__Exercices à faire__.
1. Dans l'article sur le départ des soldats américains d'un avant-poste afghan, d'où revenaient les combattants talibans qui se réinstallaient dans la zone ?
2. Reprenez l'article sur le départ des soldats américains d'un avant-poste afghan et poursuivez-le à partir de sa dernière phrase.

__Texte de la page__.
□ □ □ □
Les gains les plus durement acquis sont susceptibles d’être perdus lorsque le contrôle sera remis aux Afghans

Avant-poste Hajji Rhamuddin II, Afghanistan

par Matthew Rosenberg

Quand les derniers soldats américains qui occupaient cet avant-poste isolé dans le sud de l’Afghanistan sont partis la semaine dernière, ils sont partis comme les précédentes unités étaient arrivées: prêtes à combattre.

Ils partaient de cette zone dangereuse à l’extérieur de Kandahar, principale ville du sud du pays, en même temps que les combattants talibans se réinstallaient, retournant depuis leurs sanctuaires d’hiver au Pakistan. C’était, nous a dit désabusé le sergent Jason Pitman, 35 ans, «comme si nous n’avions même pas eu le temps d’en être choqués.»
Les Américains savaient qu’ils seraient les plus vulnérables dans leurs dernières heures après avoir désactivé leur système de surveillance électronique. Les talibans le savaient aussi, et les rapports de renseignement ont indiqué qu’ils avaient travaillé avec les villageois sympathisants pour frapper les soldats sur le départ. Deux jours plus tôt, des militants avaient tenté une escarmouche contre l’avant-poste, passant à l’étape rare de s’engager sur un échange de tirs, très bref, peu de temps après que les antennes radio furent démantelées.
□ □ □ □
__Données fournies__.
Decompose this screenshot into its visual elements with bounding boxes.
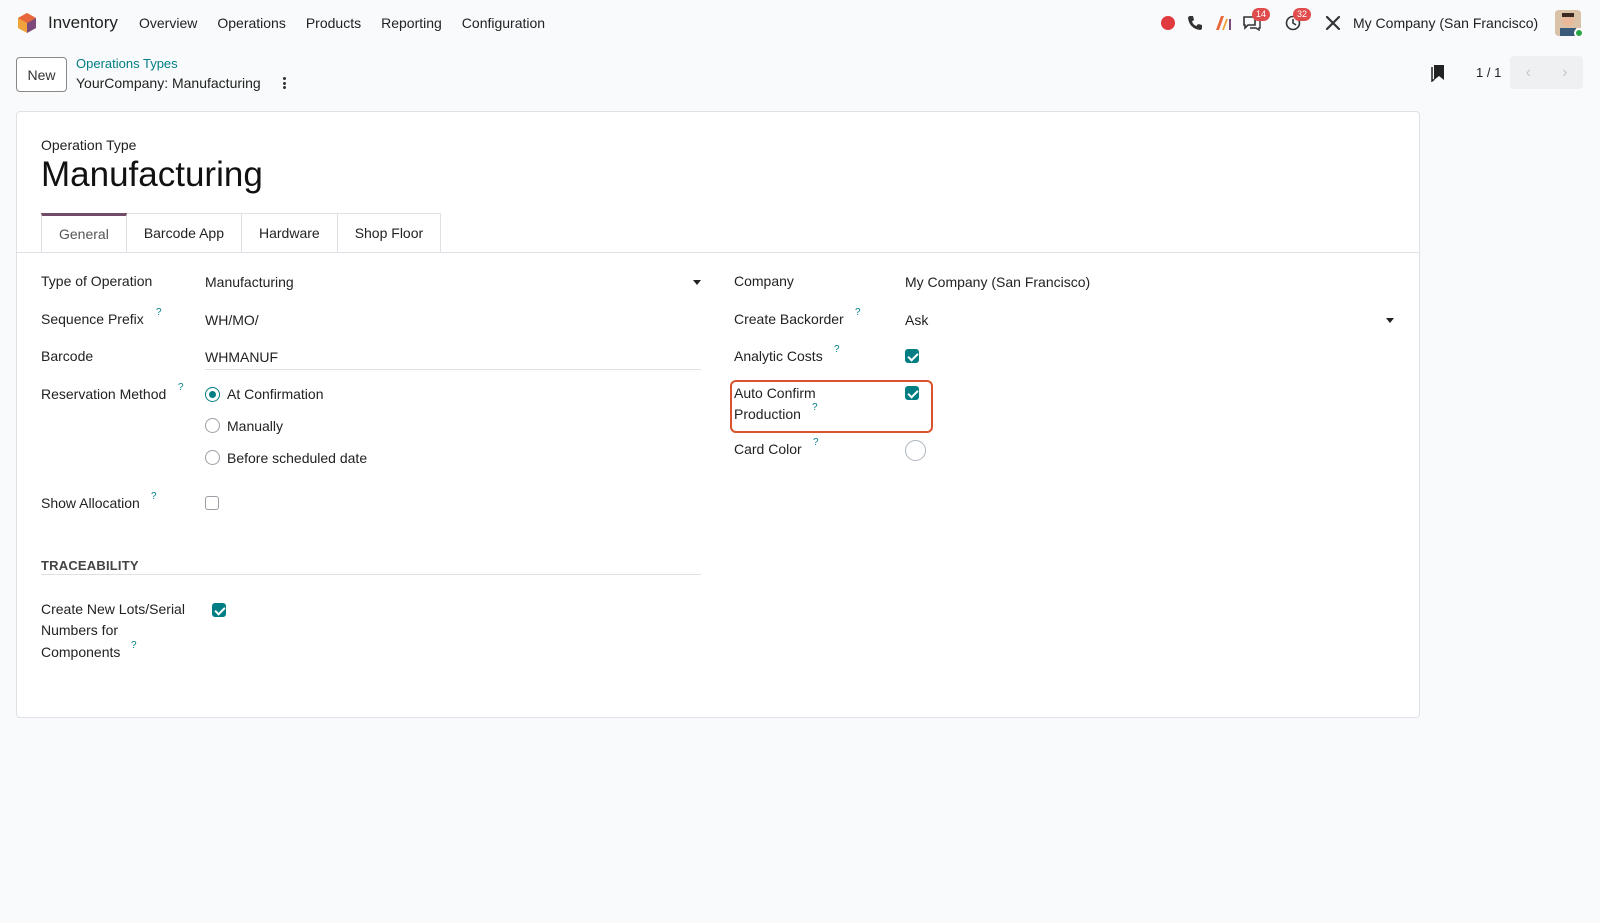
□ □ □ □
__Résultats des exercices__.
1. De leurs sanctuaires d'hiver au Pakistan.

2.
Le jour même où le président Barack Obama annonçait que près de la moitié des troupes américaines en Afghanistan se retireraient cette année, et que les forces afghanes commenceraient désormais à prendre les devants dans la guerre, le départ à plus petite échelle de cet avant-poste Hajji Rahmuddin II a été une étape réalisée sans fanfare.
Mais il souligna alors la dure réalité de ce désengagement: certains retraits se passeraient sous le feu ennemi, au cœur des zones contrôlées par les taliban où l’idée même d’Afghans contrôlant la sécurité demeure une abstraction et où la saison principale des combats devaient se produire dans quelques semaines seulement. Une partie des gains durement gagnés pendant cette guerre étaient susceptibles d’être perdus.
Dans les années qui ont suivi l’envoi par l’administration Obama de dizaines de milliers de soldats américains supplémentaires et de leurs alliés afghans dans les champs de vignes, les vergers, les champs de grenadiers et de pavots à opium du sud de l’Afghanistan, certains îlots de calme relatif ont été établis.
Mais même si ce coin de la province de Kandahar – le quartier Zhare – était également au cœur de cette augmentation des troupes, il est loin d’être une zone calme. Et cette situation n’est pas unique: de nombreuses régions du Sud et de l’Est, où le retrait des troupes est en cours, n’ont vu au mieux que des gains précaires de sécurité et ceci malgré des années d’efforts américains.
Les talibans ont ici choisi d’accentuer leurs actions sur le terrain où le mollah Muhammad Omar et ses premiers disciples se sont dressés, dans la genèse du mouvement, contre un chef de guerre local. De nombreux Afghans hésitent même à faire le voyage d’une heure de Kandahar à ce village en briques d’argile du district, dont beaucoup d’habitations sont à demi abandonnées après trois étés de combats intenses.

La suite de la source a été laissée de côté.